**WHAT IS ASKED**
Lift out all lines below that contain "розробка".

# # # # # # #

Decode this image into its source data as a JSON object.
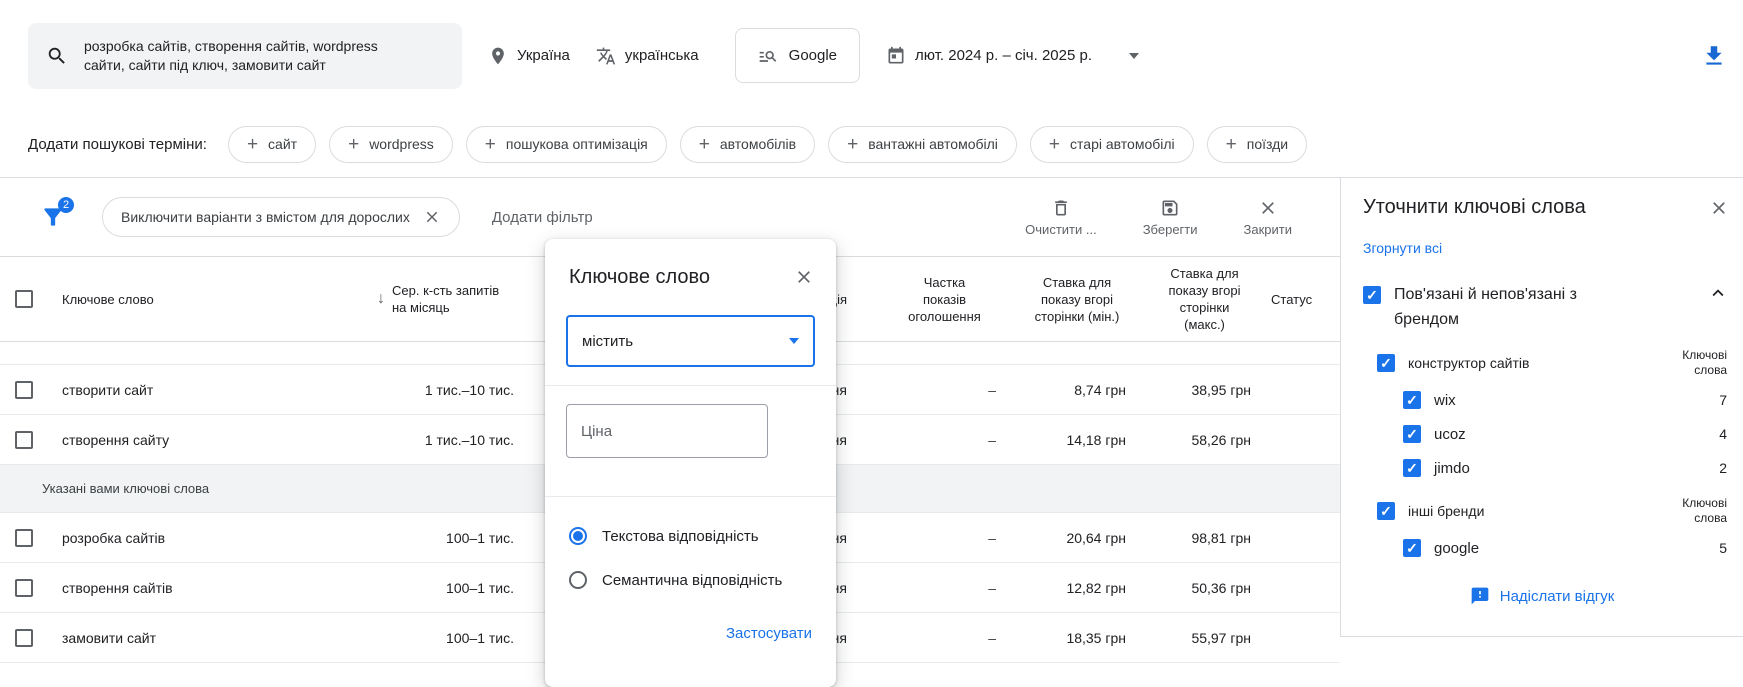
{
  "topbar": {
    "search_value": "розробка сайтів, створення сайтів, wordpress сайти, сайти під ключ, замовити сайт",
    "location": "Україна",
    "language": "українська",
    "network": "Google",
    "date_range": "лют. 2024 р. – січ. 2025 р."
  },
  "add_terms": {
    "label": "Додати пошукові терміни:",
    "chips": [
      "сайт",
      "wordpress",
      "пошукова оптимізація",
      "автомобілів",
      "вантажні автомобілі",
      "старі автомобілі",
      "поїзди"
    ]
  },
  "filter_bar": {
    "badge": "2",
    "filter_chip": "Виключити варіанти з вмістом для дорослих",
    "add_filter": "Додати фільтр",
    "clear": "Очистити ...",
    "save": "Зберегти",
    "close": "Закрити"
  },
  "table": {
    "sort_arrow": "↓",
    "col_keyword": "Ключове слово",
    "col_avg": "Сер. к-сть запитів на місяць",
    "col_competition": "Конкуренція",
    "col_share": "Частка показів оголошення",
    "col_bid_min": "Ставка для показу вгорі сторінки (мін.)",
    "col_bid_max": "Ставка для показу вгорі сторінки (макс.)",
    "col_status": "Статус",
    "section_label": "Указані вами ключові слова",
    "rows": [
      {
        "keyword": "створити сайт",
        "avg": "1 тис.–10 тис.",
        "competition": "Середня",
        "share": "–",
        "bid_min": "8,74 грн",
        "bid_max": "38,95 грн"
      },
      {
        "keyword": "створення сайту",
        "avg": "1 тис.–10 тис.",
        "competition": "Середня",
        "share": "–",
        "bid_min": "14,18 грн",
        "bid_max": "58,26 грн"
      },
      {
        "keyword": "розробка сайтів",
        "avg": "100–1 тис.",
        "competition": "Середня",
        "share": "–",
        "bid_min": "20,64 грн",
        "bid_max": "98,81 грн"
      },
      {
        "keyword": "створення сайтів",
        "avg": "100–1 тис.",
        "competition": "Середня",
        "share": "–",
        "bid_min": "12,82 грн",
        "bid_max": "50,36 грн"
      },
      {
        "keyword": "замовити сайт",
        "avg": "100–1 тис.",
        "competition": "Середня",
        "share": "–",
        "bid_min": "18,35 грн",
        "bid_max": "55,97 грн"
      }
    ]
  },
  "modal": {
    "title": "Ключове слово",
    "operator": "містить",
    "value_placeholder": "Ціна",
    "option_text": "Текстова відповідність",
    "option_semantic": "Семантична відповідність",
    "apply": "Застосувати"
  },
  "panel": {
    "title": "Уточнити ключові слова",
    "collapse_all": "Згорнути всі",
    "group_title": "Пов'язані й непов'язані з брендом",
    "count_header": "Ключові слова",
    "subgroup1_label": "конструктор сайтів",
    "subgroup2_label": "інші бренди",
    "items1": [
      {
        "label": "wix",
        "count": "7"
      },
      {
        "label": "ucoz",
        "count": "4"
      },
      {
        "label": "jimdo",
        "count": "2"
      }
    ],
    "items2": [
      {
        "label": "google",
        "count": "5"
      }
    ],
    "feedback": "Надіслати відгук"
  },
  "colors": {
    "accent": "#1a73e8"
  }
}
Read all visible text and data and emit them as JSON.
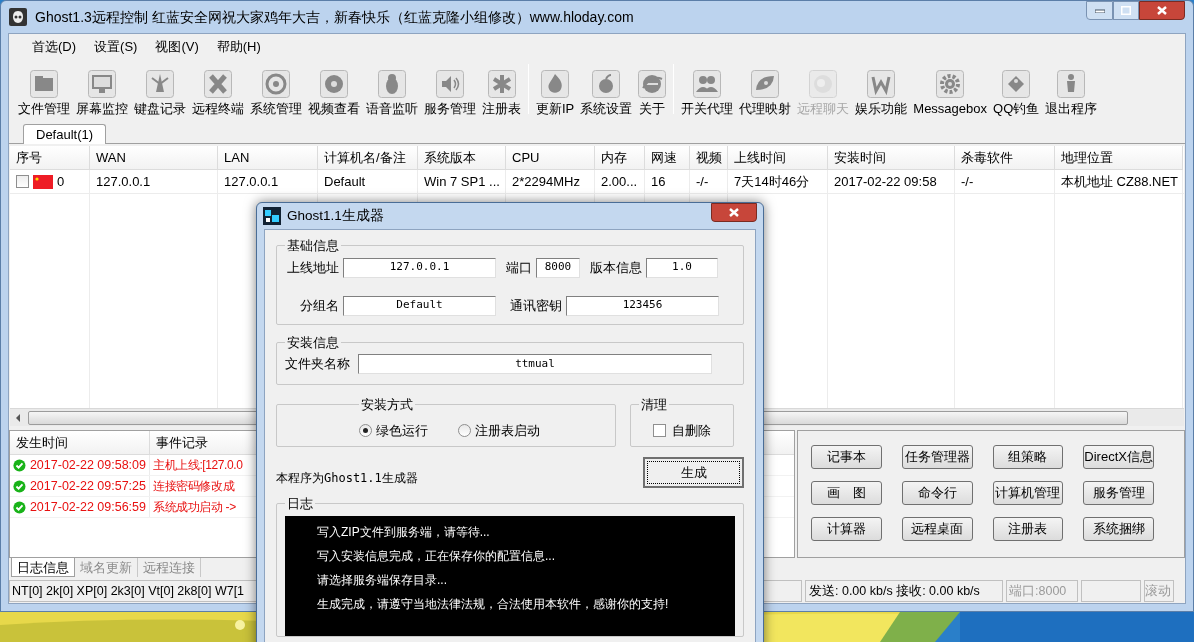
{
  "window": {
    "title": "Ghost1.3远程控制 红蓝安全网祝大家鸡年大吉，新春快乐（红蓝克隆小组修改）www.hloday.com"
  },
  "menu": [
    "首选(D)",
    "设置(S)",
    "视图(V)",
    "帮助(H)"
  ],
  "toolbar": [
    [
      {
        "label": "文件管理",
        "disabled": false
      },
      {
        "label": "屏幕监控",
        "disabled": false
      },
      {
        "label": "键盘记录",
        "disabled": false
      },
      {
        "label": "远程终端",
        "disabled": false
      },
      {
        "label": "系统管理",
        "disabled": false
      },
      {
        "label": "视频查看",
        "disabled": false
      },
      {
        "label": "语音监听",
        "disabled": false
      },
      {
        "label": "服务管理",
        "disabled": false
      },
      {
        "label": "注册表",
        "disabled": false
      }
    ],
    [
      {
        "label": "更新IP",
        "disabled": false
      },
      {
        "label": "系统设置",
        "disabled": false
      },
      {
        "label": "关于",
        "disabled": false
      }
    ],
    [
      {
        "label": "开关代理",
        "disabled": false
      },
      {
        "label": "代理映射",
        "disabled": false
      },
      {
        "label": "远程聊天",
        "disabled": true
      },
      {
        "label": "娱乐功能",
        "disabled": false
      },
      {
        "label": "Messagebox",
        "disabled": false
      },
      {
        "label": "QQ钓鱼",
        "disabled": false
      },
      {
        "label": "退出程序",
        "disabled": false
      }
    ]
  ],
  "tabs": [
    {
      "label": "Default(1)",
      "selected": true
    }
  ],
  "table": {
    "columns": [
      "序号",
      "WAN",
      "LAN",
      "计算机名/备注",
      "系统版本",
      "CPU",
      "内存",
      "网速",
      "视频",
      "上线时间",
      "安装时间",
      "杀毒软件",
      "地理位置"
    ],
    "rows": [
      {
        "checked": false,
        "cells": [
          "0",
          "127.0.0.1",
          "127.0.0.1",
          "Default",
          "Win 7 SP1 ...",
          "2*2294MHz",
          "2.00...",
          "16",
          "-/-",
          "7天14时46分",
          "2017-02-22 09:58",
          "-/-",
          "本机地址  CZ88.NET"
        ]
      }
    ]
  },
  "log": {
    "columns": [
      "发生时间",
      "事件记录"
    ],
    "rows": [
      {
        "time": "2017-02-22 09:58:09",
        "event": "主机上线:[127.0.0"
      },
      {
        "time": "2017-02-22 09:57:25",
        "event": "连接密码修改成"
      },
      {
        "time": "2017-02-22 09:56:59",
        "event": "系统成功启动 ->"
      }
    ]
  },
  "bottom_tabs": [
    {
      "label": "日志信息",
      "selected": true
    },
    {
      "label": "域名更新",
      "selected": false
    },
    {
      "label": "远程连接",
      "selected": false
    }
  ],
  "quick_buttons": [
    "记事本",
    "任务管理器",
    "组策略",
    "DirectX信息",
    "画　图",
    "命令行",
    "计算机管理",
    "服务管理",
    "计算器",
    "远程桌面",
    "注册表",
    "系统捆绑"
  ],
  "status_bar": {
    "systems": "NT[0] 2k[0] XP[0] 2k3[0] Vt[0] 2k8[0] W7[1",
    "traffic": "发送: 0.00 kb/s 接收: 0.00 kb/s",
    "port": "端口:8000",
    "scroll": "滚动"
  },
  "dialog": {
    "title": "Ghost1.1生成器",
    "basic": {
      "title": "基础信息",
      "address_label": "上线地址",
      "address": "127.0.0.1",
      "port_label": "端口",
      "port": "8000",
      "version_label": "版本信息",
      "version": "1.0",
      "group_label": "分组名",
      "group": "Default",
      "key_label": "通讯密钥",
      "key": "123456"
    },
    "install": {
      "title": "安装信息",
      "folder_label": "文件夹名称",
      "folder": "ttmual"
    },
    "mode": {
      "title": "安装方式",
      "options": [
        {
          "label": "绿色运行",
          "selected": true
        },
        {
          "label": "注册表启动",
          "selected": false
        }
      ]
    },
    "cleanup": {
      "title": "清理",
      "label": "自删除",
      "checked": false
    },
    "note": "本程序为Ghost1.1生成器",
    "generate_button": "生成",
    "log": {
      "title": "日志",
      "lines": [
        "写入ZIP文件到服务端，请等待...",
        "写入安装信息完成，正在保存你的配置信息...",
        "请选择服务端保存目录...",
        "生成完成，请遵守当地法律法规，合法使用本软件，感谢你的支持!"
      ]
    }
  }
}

# # # # # # #

**WORKED ANSWER**
    "search_value": "розробка сайтів, створення сайтів, wordpress сайти, сайти під ключ, замовити сайт",
        "keyword": "розробка сайтів",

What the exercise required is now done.